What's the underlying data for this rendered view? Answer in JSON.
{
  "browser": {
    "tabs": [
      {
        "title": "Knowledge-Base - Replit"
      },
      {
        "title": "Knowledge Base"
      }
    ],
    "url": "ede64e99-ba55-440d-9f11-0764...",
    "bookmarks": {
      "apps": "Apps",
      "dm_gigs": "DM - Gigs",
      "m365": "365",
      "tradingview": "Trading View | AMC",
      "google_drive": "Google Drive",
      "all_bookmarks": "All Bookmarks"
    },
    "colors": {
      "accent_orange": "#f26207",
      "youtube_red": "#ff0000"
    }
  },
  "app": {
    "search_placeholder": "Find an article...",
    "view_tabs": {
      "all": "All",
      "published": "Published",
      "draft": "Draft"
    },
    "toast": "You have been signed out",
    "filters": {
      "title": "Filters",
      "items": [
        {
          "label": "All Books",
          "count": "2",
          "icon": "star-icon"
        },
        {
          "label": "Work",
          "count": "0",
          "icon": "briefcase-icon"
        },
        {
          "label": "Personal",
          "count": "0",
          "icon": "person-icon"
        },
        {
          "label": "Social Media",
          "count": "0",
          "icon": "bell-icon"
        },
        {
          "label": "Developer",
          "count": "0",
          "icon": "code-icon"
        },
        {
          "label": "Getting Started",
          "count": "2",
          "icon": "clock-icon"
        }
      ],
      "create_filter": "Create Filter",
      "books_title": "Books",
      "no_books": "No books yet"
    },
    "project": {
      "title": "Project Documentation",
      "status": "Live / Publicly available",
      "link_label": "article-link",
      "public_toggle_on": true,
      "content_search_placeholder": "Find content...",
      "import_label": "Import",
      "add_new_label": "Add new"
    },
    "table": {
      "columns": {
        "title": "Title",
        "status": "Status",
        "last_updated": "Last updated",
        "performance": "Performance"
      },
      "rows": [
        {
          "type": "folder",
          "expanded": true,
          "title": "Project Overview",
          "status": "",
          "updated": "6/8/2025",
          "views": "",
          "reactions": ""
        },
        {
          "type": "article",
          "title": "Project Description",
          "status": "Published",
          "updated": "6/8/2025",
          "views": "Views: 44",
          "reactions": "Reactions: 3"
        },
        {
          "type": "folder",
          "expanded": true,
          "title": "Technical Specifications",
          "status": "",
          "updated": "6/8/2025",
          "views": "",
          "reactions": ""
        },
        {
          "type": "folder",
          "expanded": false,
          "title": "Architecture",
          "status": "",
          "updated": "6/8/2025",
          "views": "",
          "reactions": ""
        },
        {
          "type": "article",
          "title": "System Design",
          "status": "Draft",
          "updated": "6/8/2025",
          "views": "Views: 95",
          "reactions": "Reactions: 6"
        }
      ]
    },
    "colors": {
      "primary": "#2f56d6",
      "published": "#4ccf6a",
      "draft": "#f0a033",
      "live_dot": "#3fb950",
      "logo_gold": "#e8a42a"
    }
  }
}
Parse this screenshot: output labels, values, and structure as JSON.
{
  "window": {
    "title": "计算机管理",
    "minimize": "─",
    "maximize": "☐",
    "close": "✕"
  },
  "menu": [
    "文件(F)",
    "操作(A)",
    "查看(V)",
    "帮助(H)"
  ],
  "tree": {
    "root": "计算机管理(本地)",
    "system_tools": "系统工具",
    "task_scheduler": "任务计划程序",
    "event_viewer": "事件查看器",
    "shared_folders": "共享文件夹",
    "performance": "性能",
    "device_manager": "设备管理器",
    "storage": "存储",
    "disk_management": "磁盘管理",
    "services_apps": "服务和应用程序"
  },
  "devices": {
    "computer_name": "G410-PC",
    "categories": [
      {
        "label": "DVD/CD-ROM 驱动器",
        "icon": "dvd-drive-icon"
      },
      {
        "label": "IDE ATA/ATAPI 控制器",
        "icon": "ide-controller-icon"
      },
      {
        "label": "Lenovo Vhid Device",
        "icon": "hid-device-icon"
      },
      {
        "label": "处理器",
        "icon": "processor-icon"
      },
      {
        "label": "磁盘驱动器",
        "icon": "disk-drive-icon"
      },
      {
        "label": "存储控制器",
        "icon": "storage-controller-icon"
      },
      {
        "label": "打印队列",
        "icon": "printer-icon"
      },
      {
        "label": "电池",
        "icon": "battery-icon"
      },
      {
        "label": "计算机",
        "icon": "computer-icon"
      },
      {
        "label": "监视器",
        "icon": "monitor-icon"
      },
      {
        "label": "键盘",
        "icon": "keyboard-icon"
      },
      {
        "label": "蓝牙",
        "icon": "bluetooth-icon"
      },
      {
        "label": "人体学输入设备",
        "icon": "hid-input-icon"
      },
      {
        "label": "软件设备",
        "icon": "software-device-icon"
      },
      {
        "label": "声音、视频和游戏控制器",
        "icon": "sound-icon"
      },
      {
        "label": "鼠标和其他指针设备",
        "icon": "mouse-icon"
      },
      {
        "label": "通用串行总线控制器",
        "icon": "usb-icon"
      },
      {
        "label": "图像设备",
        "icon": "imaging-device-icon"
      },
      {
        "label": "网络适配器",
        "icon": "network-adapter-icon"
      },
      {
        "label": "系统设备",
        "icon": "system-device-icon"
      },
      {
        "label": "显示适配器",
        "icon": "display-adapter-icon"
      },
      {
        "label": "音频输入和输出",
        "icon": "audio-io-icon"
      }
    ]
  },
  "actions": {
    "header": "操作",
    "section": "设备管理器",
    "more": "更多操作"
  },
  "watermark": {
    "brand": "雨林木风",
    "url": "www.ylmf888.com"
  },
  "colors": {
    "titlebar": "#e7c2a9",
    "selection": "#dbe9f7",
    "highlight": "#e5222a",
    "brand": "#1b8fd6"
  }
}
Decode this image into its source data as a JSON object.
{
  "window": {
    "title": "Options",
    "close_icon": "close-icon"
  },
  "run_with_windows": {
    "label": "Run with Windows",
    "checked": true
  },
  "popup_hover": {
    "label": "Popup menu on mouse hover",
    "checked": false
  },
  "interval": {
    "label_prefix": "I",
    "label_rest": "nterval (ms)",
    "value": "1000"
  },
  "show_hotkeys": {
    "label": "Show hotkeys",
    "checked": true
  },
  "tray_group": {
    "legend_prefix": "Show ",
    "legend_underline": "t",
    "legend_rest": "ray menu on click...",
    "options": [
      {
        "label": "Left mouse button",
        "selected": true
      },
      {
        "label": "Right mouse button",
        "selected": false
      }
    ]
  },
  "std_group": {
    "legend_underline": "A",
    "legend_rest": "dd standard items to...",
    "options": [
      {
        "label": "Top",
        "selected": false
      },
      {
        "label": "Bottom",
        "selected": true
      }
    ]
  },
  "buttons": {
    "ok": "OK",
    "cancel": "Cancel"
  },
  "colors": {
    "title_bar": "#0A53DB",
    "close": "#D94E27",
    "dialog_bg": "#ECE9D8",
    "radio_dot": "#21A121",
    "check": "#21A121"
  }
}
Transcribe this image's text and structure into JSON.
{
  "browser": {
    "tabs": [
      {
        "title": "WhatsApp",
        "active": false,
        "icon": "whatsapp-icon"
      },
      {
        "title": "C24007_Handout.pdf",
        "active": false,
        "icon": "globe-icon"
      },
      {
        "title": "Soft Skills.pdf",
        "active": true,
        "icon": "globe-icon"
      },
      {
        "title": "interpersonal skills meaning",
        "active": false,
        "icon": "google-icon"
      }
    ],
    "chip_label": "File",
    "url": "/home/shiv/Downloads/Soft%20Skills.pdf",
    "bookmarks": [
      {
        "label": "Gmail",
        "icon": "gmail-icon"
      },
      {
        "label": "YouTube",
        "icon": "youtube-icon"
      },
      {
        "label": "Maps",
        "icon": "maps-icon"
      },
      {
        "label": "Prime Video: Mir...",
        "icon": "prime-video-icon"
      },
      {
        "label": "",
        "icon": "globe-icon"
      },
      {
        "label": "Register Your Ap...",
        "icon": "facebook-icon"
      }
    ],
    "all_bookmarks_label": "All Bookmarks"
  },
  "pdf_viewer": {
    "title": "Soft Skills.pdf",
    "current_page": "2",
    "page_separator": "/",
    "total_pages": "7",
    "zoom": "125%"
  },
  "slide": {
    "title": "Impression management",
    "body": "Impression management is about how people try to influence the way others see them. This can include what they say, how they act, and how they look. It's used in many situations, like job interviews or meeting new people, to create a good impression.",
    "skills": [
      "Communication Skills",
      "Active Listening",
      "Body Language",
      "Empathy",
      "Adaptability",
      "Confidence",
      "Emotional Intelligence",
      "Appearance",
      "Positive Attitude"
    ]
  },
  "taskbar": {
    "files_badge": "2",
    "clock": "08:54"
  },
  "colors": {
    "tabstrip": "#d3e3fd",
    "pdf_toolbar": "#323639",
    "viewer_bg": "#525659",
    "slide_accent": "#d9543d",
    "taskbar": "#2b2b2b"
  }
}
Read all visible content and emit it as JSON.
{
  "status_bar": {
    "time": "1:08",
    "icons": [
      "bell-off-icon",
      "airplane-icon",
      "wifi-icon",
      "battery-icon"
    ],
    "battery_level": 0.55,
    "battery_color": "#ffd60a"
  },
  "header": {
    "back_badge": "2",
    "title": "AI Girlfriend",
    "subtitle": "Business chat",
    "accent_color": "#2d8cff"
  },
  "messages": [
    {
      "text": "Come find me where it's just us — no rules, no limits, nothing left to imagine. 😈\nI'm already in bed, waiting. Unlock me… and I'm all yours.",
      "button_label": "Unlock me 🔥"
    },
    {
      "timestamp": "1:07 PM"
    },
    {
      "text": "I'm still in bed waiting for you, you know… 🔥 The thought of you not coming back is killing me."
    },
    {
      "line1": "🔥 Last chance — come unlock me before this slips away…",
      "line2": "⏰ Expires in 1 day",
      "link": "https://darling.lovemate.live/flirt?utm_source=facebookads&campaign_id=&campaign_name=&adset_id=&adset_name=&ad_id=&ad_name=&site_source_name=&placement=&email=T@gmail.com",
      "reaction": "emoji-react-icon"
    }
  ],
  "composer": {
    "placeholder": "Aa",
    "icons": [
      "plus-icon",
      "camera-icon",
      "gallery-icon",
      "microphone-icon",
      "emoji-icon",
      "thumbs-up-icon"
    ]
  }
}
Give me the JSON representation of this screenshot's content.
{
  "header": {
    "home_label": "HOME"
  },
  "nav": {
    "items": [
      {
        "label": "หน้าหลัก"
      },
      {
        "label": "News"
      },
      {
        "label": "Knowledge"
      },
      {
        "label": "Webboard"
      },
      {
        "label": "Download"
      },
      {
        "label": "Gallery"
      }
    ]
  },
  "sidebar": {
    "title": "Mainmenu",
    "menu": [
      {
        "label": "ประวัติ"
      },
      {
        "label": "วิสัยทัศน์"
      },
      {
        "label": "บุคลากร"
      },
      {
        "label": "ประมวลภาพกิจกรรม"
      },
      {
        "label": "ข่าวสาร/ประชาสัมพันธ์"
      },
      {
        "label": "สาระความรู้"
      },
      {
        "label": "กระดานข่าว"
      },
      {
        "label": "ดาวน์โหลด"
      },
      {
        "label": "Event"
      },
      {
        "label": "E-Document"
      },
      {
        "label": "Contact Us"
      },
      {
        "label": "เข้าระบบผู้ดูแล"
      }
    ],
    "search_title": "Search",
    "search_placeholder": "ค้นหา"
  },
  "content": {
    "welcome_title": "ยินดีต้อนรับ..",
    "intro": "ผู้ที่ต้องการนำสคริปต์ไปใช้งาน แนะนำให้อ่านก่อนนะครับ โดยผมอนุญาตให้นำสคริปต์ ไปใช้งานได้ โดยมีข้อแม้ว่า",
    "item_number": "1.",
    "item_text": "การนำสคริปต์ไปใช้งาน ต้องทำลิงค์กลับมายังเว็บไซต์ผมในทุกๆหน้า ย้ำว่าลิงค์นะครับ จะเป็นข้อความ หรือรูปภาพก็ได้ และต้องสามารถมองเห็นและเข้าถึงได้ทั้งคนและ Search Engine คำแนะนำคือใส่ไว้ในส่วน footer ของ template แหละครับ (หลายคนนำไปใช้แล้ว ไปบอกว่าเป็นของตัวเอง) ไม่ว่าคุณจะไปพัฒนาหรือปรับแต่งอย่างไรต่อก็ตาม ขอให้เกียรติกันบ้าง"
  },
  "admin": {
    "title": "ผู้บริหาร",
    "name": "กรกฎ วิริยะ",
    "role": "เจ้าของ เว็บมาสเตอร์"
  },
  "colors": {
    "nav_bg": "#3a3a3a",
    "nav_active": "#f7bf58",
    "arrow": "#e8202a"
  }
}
******
* Required work: Look over the listing above. Pick out and copy every line that includes "mouse".

* Solution:
        "icon": "mouse-icon"
    "label": "Popup menu on mouse hover",
        "label": "Left mouse button",
        "label": "Right mouse button",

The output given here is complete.